◆ Consignes:
[1] Recopiez le passage de l'entretien qui va de « Adrian Crowley : Il » jusqu'à « y est parvenu. ».
[2] Combien de lignes des entrées contiennent le mot « from » ? Donnez seulement le nombre.

◆ Passage du texte:
———
Adrian Crowley : Il y a aussi des instruments à vent, une clarinette basse dont on entend le souffle qui ressemble tellement à une respiration humaine. Il y a aussi ce Chalumeau, cette clarinette médiévale que je rêvais d’incorporer à ma musique depuis très longtemps. John Parish  a été essentiel dans l’installation et les choix de l’instrumentation, il y a bien sûr des cuivres sur le disque, des sons aussi crées au Mellotron. Ce sur quoi on a été d’accord dès le départ avec John c’est que l’on voulait que l’on entende cette respiration humaine tout au long du disque, ce son qui vient des poumons. Ce que l’on voulait c’était de parvenir à mettre à l’unisson toutes ces respirations et je crois modestement qu’on y est parvenu.

Par le passé, vous avez travaillé sur d’autres albums avec des instruments comme le marxophone, une boîte à shruti, un harmonium droit, une viole de gambe, une viole baroque ou des pédales d’effets qui transformaient absolument le son de votre guitare. Peut-on dire que pour ce disque, vous avez laissé de côté cela pour travailler avec le Crash Ensemble  avec un forme de composition qui m’évoque la musique contemporaine ?
———
◆ Les entrées:
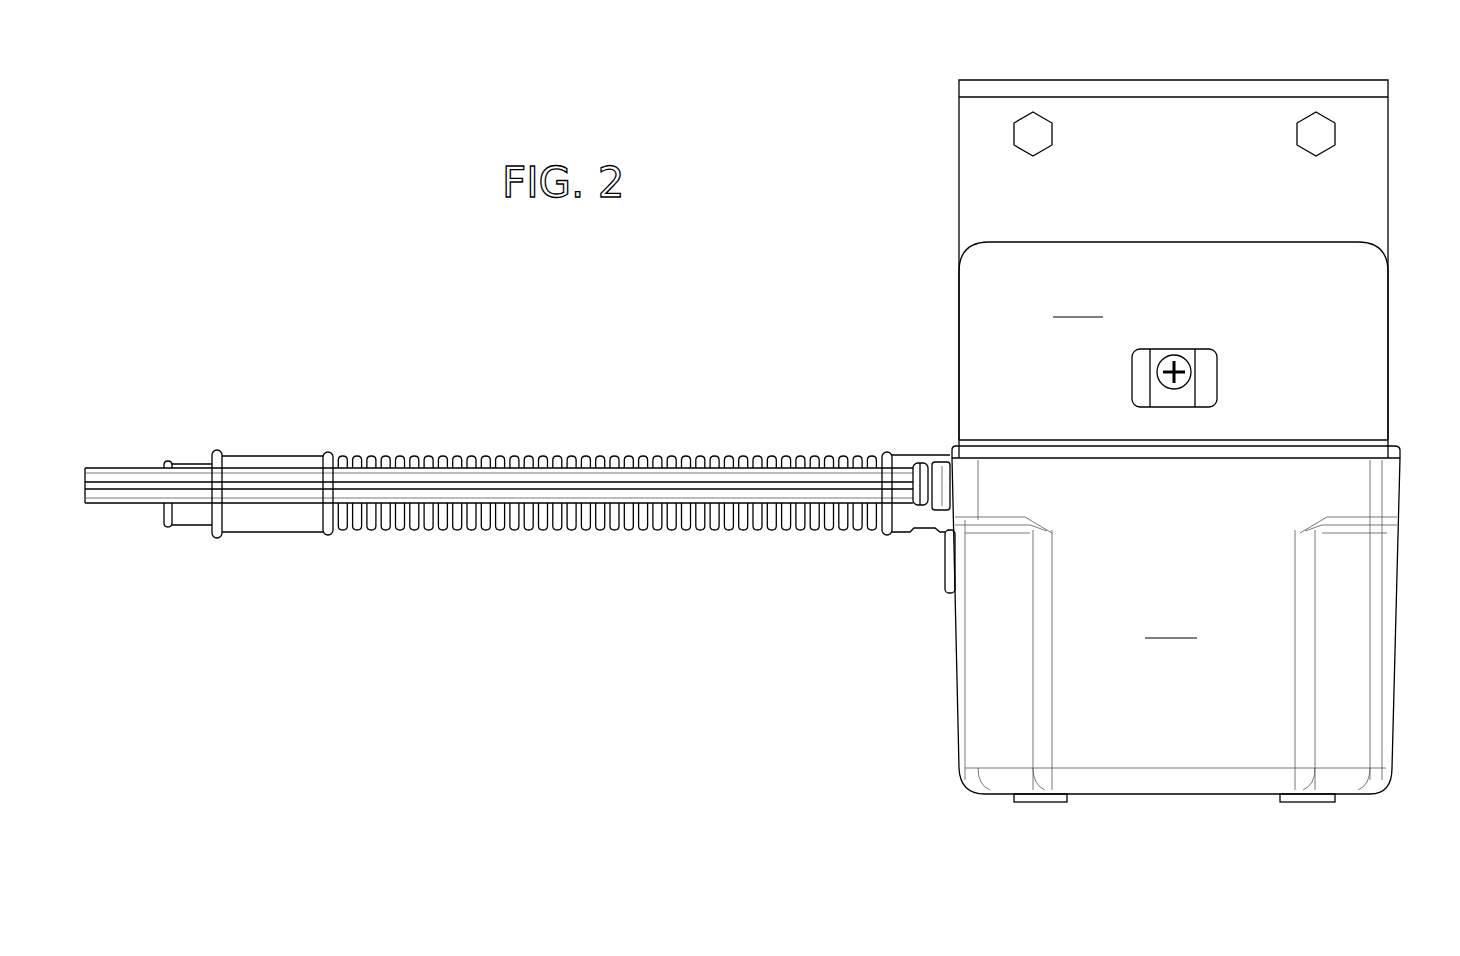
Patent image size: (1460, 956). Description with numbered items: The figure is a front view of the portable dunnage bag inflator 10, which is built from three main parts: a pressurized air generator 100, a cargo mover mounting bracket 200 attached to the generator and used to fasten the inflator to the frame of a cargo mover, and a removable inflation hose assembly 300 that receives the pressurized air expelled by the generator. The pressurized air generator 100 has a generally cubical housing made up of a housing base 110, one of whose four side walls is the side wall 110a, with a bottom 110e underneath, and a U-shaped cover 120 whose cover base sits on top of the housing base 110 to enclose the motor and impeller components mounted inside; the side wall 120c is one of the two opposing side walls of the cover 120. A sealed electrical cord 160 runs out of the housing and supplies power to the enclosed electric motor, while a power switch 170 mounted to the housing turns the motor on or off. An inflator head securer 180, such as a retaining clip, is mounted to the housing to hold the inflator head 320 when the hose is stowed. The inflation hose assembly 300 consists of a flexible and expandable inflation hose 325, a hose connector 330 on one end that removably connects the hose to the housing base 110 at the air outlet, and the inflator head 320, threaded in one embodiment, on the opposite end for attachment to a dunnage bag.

The portable dunnage bag inflator 10 is at (314, 283).
The pressurized air generator 100 is at (1398, 728).
The housing base 110 is at (1187, 659).
The side wall 110a is at (1171, 626).
The bottom 110e is at (1173, 794).
The U-shaped cover 120 is at (1392, 385).
The side wall 120c is at (1079, 305).
The sealed electrical cord 160 is at (120, 467).
The power switch 170 is at (945, 585).
The inflator head securer 180 is at (1217, 380).
The cargo mover mounting bracket 200 is at (1186, 78).
The inflation hose assembly 300 is at (164, 566).
The inflator head 320 is at (247, 536).
The inflation hose 325 is at (408, 540).
The hose connector 330 is at (900, 537).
———
◆ Corrigé des consignes:
[1]
Adrian Crowley : Il y a aussi des instruments à vent, une clarinette basse dont on entend le souffle qui ressemble tellement à une respiration humaine. Il y a aussi ce Chalumeau, cette clarinette médiévale que je rêvais d’incorporer à ma musique depuis très longtemps. John Parish  a été essentiel dans l’installation et les choix de l’instrumentation, il y a bien sûr des cuivres sur le disque, des sons aussi crées au Mellotron. Ce sur quoi on a été d’accord dès le départ avec John c’est que l’on voulait que l’on entende cette respiration humaine tout au long du disque, ce son qui vient des poumons. Ce que l’on voulait c’était de parvenir à mettre à l’unisson toutes ces respirations et je crois modestement qu’on y est parvenu.

[2] 1